**Problem description**. Below are records; copy every line among them that contains the word "Einzelverkauf".

**Data shown**.
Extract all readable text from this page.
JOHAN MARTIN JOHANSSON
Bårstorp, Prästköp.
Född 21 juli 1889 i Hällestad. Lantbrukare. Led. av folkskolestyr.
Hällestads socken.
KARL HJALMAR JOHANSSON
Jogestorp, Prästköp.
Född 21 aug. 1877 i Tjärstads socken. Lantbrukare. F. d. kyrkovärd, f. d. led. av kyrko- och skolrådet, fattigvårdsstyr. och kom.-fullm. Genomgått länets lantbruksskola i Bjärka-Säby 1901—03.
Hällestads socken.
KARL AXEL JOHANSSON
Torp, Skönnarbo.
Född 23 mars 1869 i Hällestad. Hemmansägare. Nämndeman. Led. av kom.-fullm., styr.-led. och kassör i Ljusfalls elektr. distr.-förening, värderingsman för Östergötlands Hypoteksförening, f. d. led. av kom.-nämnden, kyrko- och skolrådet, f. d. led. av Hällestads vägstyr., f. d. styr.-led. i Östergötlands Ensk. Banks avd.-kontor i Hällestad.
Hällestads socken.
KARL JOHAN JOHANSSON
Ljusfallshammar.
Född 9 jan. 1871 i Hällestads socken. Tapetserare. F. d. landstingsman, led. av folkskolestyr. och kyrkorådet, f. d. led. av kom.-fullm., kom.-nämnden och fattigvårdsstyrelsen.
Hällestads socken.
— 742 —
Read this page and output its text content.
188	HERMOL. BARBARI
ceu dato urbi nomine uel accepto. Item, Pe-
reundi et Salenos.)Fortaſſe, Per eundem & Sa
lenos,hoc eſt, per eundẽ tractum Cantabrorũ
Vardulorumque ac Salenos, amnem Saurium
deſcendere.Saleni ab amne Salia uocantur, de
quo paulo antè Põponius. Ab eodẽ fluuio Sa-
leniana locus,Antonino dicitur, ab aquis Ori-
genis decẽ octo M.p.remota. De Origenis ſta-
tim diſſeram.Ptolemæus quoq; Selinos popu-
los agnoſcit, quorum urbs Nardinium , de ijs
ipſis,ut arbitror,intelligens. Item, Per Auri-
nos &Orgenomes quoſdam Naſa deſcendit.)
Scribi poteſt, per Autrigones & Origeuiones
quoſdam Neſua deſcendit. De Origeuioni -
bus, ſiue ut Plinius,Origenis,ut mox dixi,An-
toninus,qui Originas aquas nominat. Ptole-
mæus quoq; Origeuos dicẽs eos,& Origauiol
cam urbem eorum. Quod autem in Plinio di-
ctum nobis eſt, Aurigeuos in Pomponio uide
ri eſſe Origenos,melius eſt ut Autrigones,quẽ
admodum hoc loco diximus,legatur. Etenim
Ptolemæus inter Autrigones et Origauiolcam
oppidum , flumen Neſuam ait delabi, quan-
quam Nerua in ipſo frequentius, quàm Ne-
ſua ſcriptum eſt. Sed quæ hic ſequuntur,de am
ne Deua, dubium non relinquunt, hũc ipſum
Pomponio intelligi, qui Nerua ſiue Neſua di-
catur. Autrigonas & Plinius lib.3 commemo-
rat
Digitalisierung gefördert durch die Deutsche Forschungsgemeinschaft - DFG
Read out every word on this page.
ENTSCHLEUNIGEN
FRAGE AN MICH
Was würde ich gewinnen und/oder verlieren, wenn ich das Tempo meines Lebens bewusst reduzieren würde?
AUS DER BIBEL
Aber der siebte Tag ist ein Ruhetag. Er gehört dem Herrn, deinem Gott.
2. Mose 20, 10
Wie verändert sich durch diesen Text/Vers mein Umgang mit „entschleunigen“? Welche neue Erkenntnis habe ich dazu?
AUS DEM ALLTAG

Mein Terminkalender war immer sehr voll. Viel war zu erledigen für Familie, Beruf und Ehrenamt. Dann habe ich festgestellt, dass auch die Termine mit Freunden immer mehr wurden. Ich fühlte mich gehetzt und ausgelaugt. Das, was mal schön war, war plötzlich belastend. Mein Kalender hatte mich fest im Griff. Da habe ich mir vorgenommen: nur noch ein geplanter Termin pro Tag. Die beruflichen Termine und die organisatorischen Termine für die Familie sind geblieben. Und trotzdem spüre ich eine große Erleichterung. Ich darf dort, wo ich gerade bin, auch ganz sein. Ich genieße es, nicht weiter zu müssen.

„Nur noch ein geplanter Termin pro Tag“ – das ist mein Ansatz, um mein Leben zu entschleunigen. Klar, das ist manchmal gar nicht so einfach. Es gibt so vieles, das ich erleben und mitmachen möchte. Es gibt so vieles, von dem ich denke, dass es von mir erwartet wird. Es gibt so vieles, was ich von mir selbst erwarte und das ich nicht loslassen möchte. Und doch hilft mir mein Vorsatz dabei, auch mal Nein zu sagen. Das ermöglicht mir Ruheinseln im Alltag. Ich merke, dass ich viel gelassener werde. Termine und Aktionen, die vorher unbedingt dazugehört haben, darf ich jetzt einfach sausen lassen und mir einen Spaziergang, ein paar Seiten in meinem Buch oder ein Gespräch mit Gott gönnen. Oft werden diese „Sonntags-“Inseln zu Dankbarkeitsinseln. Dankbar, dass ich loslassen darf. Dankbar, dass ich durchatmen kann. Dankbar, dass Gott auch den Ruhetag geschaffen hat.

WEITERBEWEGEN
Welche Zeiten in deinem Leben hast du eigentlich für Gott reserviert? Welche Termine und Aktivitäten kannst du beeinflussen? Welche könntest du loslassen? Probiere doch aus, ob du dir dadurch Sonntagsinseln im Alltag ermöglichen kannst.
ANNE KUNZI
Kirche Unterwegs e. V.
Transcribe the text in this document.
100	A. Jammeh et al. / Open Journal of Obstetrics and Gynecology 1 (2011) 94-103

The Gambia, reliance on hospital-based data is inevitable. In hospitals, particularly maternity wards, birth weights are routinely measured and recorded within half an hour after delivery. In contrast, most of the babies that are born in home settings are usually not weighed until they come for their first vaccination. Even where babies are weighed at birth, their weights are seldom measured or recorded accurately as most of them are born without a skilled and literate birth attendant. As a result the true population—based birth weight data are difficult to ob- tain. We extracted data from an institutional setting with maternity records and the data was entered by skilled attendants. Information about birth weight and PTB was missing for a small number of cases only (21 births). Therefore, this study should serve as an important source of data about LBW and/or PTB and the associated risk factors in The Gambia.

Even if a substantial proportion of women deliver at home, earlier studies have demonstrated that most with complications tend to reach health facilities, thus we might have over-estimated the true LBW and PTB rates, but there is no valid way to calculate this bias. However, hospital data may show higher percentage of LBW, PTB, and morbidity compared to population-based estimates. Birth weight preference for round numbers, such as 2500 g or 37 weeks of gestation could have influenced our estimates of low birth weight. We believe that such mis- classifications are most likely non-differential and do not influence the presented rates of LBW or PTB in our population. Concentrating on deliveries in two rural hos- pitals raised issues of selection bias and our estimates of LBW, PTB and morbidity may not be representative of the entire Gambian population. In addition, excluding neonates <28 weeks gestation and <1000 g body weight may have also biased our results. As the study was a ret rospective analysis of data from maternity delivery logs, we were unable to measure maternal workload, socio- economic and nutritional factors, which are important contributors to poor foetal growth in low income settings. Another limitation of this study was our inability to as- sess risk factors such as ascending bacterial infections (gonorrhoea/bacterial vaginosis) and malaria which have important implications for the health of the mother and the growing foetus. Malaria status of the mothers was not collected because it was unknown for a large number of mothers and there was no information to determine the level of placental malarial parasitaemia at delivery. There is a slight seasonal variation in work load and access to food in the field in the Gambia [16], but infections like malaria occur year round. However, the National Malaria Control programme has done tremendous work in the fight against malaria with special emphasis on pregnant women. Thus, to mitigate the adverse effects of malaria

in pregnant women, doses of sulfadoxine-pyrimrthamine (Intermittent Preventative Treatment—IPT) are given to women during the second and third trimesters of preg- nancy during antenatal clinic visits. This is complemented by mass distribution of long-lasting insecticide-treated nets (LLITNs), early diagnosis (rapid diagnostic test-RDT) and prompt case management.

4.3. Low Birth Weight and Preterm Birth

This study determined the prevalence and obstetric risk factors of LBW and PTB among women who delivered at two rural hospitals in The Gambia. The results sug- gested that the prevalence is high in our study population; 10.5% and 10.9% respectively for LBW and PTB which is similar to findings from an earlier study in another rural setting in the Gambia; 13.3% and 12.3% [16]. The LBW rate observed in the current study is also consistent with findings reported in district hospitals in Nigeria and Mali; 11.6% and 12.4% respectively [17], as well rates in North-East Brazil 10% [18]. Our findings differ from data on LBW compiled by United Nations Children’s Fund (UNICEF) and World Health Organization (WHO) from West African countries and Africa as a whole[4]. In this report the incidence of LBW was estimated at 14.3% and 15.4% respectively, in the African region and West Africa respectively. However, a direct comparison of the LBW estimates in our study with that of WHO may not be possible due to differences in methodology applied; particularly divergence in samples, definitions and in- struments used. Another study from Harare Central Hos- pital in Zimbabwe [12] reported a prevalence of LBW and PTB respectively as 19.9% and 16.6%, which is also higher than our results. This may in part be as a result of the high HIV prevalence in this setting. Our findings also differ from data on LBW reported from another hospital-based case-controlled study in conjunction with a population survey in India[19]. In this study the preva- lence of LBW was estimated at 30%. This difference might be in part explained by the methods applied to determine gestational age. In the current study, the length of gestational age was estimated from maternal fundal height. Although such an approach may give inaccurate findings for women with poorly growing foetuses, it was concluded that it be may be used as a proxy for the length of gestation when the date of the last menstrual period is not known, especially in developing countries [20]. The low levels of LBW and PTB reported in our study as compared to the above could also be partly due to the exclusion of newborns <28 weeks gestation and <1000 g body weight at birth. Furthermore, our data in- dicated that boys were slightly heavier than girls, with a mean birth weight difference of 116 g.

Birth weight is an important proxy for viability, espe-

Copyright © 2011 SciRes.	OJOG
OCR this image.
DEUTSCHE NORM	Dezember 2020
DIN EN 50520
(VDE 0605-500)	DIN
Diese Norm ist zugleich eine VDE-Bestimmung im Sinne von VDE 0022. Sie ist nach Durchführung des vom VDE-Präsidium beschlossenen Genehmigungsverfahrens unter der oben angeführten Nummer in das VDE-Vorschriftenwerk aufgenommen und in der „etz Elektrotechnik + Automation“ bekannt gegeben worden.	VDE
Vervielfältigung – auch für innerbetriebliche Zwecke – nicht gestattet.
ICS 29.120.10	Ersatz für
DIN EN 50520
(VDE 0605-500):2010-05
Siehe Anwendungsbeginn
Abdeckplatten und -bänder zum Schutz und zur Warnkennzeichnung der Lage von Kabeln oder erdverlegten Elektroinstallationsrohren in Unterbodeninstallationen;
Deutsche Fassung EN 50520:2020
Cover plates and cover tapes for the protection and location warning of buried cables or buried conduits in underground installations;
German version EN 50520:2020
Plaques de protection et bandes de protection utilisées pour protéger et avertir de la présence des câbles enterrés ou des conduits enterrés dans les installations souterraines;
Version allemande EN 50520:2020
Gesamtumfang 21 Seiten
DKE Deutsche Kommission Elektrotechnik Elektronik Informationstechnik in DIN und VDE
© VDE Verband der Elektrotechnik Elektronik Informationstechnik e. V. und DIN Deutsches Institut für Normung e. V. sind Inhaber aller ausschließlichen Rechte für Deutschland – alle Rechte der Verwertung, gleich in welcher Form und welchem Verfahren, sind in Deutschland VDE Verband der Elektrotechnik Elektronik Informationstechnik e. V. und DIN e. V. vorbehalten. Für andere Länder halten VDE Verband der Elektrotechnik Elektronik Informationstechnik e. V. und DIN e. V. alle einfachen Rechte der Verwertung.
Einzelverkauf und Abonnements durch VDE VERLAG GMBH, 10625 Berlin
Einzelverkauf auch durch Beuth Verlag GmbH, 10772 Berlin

**Written answer**.
Einzelverkauf und Abonnements durch VDE VERLAG GMBH, 10625 Berlin
Einzelverkauf auch durch Beuth Verlag GmbH, 10772 Berlin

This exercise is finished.